__Material to process__.
* * * * * * *
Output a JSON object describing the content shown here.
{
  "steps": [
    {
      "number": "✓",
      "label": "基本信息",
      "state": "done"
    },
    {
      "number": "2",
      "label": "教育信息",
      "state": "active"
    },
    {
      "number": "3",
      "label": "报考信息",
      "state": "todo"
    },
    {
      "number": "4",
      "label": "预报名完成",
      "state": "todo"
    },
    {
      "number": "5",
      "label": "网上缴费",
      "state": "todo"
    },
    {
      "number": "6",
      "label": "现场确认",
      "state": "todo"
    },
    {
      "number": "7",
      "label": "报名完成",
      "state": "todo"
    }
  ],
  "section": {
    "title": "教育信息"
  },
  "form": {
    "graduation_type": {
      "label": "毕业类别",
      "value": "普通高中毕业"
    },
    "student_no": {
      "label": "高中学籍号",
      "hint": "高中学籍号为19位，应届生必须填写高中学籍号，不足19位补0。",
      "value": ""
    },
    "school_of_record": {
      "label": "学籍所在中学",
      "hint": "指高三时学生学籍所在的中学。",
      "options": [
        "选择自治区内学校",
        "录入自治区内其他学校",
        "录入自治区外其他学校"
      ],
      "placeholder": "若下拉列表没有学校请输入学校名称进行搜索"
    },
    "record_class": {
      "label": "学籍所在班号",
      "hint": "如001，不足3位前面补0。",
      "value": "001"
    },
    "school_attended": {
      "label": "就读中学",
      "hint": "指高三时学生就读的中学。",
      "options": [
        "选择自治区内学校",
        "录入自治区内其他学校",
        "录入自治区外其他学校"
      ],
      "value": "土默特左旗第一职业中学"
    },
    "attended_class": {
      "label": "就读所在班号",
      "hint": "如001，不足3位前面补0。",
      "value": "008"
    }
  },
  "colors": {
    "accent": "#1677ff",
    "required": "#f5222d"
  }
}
* * * * * * *
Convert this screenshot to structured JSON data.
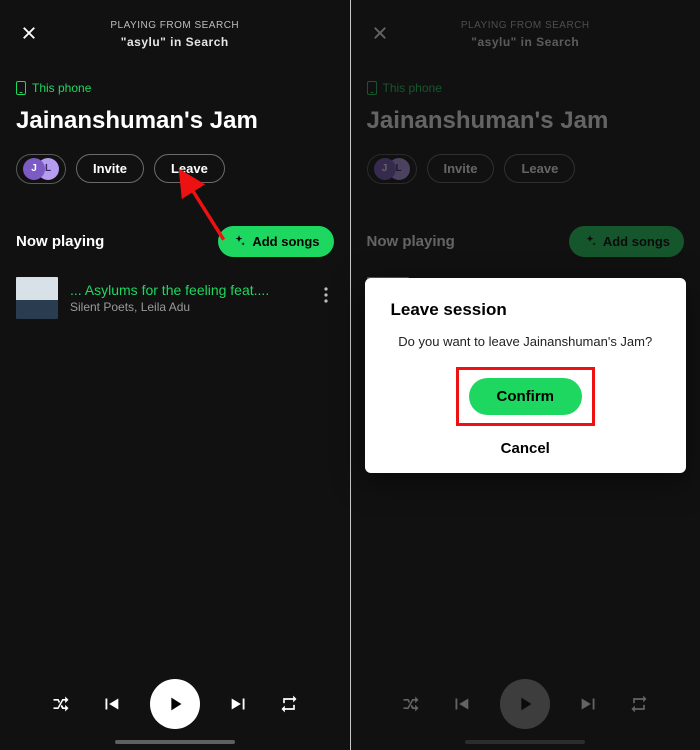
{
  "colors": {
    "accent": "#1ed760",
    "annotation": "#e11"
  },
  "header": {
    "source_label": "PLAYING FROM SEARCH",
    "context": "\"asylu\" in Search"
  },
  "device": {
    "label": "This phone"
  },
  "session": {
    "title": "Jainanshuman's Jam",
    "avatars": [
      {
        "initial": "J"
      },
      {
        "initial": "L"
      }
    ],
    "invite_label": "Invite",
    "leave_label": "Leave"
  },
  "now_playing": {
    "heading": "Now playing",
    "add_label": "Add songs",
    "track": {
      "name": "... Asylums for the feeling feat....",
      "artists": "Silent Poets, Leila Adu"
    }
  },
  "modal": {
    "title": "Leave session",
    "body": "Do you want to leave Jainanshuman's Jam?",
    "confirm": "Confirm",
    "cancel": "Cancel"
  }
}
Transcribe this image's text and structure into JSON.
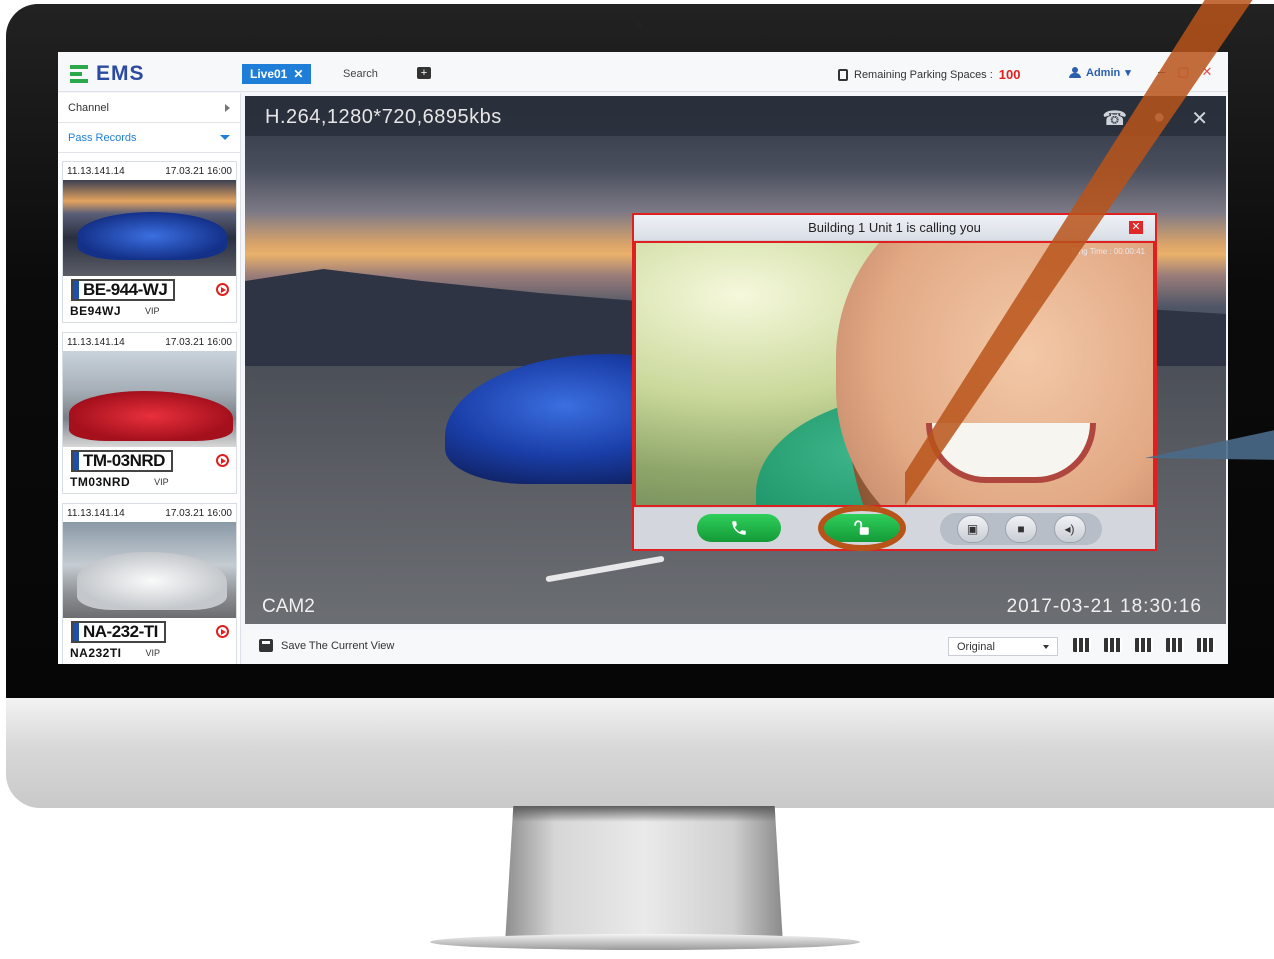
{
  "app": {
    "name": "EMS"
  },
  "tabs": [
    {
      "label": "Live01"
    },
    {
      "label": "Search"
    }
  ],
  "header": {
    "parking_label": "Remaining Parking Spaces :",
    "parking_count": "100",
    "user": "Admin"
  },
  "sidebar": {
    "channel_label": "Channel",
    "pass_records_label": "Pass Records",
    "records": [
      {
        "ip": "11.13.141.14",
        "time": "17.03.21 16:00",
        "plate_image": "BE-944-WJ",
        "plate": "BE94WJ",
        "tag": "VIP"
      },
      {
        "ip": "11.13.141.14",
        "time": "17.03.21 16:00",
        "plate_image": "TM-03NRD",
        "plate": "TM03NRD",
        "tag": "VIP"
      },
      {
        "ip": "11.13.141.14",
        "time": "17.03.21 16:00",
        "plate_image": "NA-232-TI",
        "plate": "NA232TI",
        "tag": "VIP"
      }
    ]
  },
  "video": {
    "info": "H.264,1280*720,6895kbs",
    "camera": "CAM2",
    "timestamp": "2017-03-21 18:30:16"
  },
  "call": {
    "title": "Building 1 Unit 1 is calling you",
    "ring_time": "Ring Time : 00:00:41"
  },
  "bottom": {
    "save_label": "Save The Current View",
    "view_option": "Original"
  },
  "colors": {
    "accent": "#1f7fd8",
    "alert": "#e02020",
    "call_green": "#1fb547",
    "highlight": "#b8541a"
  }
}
* * * * * * *
__The exercise__. Gather each line holding the string "accent".

__Completed exercise__.
    "accent": "#1677ff",
    "accent": "#1ed760",
    "accent": "#1f7fd8",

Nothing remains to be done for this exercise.